▶ [Written problem]:
Find the word "吨的集装箱" in the listing; pull out each line holding it.

▶ [Supplied material]:
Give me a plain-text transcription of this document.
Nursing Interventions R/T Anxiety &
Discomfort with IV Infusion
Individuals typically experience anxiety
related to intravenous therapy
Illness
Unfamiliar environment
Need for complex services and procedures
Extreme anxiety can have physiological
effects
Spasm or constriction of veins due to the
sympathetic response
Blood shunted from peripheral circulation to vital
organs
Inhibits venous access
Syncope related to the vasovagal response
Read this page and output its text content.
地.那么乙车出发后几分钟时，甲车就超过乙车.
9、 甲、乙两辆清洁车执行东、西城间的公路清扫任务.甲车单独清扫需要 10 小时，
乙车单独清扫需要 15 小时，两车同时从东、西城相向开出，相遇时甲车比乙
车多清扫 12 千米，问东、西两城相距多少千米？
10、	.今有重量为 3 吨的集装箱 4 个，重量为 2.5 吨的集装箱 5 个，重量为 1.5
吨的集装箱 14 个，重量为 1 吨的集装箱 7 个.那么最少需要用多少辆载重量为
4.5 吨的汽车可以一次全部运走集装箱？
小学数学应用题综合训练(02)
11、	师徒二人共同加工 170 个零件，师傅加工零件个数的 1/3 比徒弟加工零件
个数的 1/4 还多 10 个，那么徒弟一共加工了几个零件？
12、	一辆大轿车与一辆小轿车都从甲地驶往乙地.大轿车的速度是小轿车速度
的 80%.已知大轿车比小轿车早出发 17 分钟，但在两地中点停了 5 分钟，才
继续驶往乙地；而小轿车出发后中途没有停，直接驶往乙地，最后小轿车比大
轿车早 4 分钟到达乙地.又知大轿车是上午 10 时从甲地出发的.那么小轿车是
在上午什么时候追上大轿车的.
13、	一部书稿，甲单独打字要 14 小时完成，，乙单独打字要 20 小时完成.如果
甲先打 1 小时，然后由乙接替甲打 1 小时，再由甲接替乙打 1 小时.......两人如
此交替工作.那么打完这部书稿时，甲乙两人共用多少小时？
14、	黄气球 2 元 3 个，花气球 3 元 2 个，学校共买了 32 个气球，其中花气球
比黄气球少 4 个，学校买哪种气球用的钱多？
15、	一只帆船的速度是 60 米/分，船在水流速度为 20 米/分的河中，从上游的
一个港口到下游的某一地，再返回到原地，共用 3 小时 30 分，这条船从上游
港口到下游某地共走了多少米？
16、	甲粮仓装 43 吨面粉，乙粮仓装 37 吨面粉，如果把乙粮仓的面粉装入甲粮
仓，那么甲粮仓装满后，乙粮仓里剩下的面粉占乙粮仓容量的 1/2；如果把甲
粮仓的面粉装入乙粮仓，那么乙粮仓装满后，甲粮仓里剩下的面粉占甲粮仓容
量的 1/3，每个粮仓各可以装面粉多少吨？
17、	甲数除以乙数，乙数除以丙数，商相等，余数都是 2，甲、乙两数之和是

▶ [Task output]:
10、	.今有重量为 3 吨的集装箱 4 个，重量为 2.5 吨的集装箱 5 个，重量为 1.5
吨的集装箱 14 个，重量为 1 吨的集装箱 7 个.那么最少需要用多少辆载重量为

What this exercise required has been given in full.